# Set problem 1
Copy the records word for word, from the line containing "y-tick-label: 0.1 bbox=[176, 781, 224, 820]" through the last line of the records.

# Source document
As always, there were a few gaps, which included the likes of Gangs Of Wasseypur, It’s Such A Beautiful Day, both of Alex Gibney’s documentaries, I Am Nasrine, Child’s Pose, What Maisie Knew, In A World…, Compliance, Metro Manila, Kill Your Darlings and a host of others. I am always open to recommendations, so let me know in the comments if you think I’ve missed something, or where you can berate me for not selecting Stories We Tell, Frances Ha, Rush, Zero Dark Thirty, Blancanieves, No, Blue Jasmine, Les Misérables or any of the other films I did see but that didn’t make this list.
Right, without further ado, here are the forty films which most entertained, challenged, touched or delighted me in 2013.
40. The Secret Life Of Walter Mitty
We start the list with a film that’s left me feeling somewhat conflicted. On the one hand, Walter Mitty is ragingly predictable, occasionally clumsy and – thanks to Ben Stiller’s gift for making expensive, non-commercial films – packed full of more product placement than two or three Bond films. On the other, it’s deeply felt without descending into mawkishness, has some beautifully constructed moments and I was this far from getting a Cinnabon when in town yesterday afternoon. Stiller manages to make his Mitty sympathetic and his transition believable, and for all his and the film’s faults it was a post-Christmas treat.

# Data
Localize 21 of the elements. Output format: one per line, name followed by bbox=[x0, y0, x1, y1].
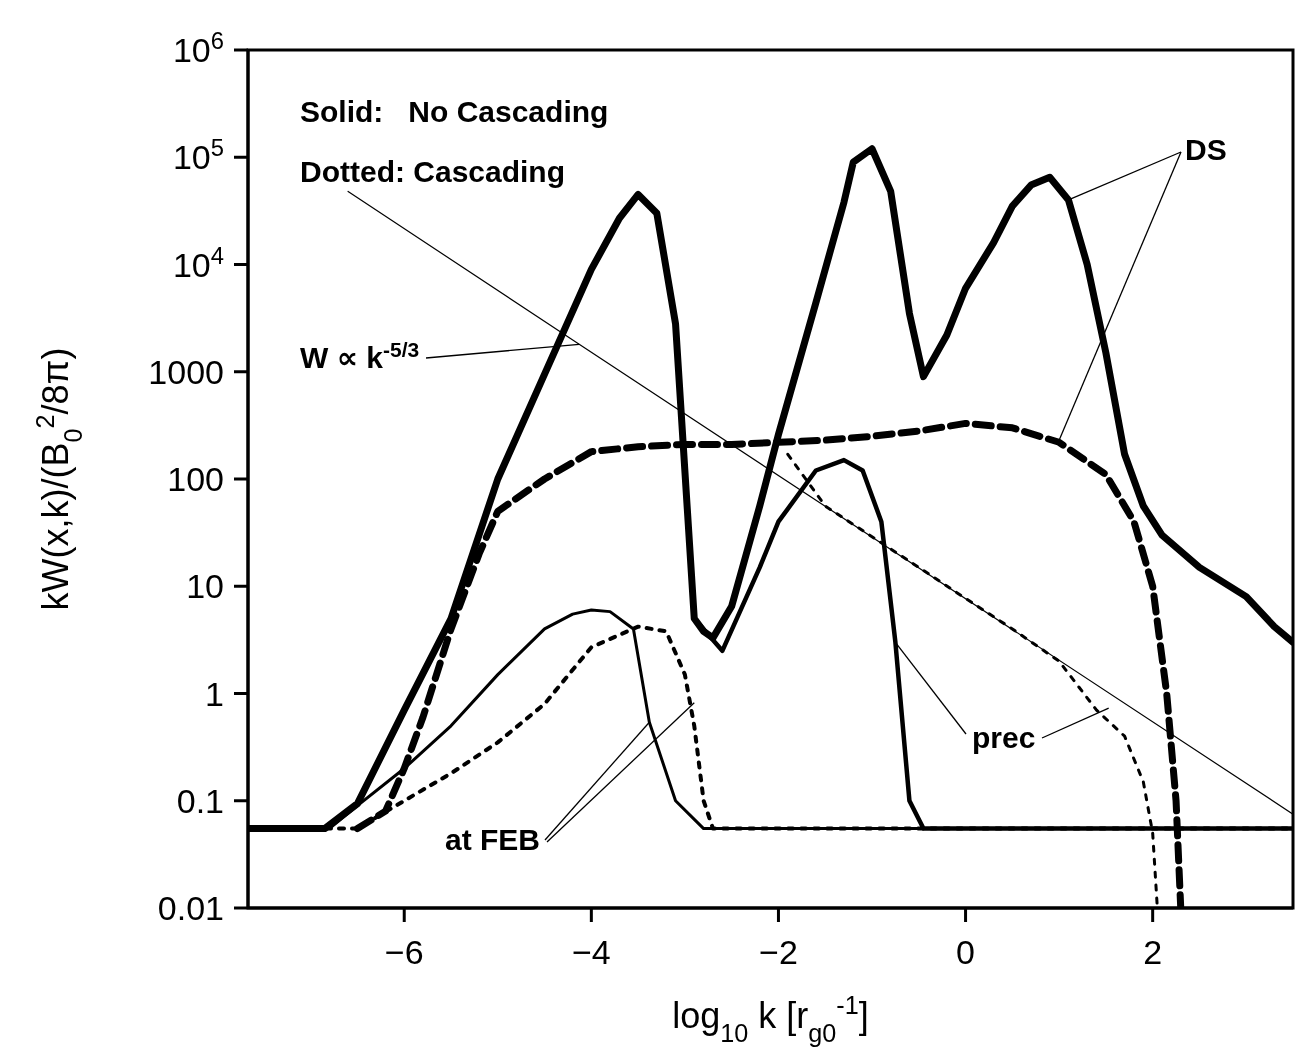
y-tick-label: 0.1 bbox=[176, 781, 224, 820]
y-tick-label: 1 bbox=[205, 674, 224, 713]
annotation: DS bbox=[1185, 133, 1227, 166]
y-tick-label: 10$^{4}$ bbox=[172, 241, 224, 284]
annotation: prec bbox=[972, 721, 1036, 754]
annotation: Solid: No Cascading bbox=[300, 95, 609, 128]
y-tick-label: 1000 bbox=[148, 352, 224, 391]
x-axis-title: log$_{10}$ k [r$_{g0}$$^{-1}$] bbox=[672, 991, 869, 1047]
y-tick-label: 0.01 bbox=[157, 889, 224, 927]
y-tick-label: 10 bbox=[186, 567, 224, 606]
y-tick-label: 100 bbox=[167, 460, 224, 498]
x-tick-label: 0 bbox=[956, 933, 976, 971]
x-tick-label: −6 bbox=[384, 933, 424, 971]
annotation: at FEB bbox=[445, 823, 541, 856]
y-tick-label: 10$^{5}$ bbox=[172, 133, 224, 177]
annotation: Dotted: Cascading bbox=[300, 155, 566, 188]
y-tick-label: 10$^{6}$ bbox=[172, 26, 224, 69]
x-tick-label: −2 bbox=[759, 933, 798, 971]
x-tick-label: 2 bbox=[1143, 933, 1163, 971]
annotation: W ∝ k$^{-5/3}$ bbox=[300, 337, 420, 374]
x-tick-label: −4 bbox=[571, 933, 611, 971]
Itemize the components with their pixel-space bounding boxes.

# Set problem 2
Write the next part of the list of favorite films of 2013, picking up after the last sentence shown.

# Final answer 1
y-tick-label: 0.1 bbox=[176, 781, 224, 820]
y-tick-label: 1 bbox=[205, 674, 224, 713]
annotation: DS bbox=[1185, 133, 1227, 166]
y-tick-label: 10$^{4}$ bbox=[172, 241, 224, 284]
annotation: prec bbox=[972, 721, 1036, 754]
annotation: Solid: No Cascading bbox=[300, 95, 609, 128]
y-tick-label: 1000 bbox=[148, 352, 224, 391]
x-axis-title: log$_{10}$ k [r$_{g0}$$^{-1}$] bbox=[672, 991, 869, 1047]
y-tick-label: 0.01 bbox=[157, 889, 224, 927]
y-tick-label: 10 bbox=[186, 567, 224, 606]
y-tick-label: 100 bbox=[167, 460, 224, 498]
x-tick-label: 0 bbox=[956, 933, 976, 971]
x-tick-label: −6 bbox=[384, 933, 424, 971]
annotation: at FEB bbox=[445, 823, 541, 856]
y-tick-label: 10$^{5}$ bbox=[172, 133, 224, 177]
annotation: Dotted: Cascading bbox=[300, 155, 566, 188]
y-tick-label: 10$^{6}$ bbox=[172, 26, 224, 69]
x-tick-label: −2 bbox=[759, 933, 798, 971]
x-tick-label: 2 bbox=[1143, 933, 1163, 971]
annotation: W ∝ k$^{-5/3}$ bbox=[300, 337, 420, 374]
x-tick-label: −4 bbox=[571, 933, 611, 971]
Itemize the components with their pixel-space bounding boxes.

# Final answer 2
39. Filth
I’m not sure of any other culture that could get away with someone as totally abhorrent as James McAvoy’s Bruce Robertson, at least not in the sense of his character being so spectacularly unpleasant. But it’s a role that James McAvoy tackles head on, not shying away from either the more deranged excesses or the deeper flaws that embody the nature of Robertson’s personality. It’s nice to see that Trainspotting wasn’t a one-off in being able to transfer an Irvine Welsh novel to the screen successfully, but for all of the good supporting work from the likes of Eddie Marsan and Imogen Poots this is McAvoy’s film, and he’s a mesmeric force of nature.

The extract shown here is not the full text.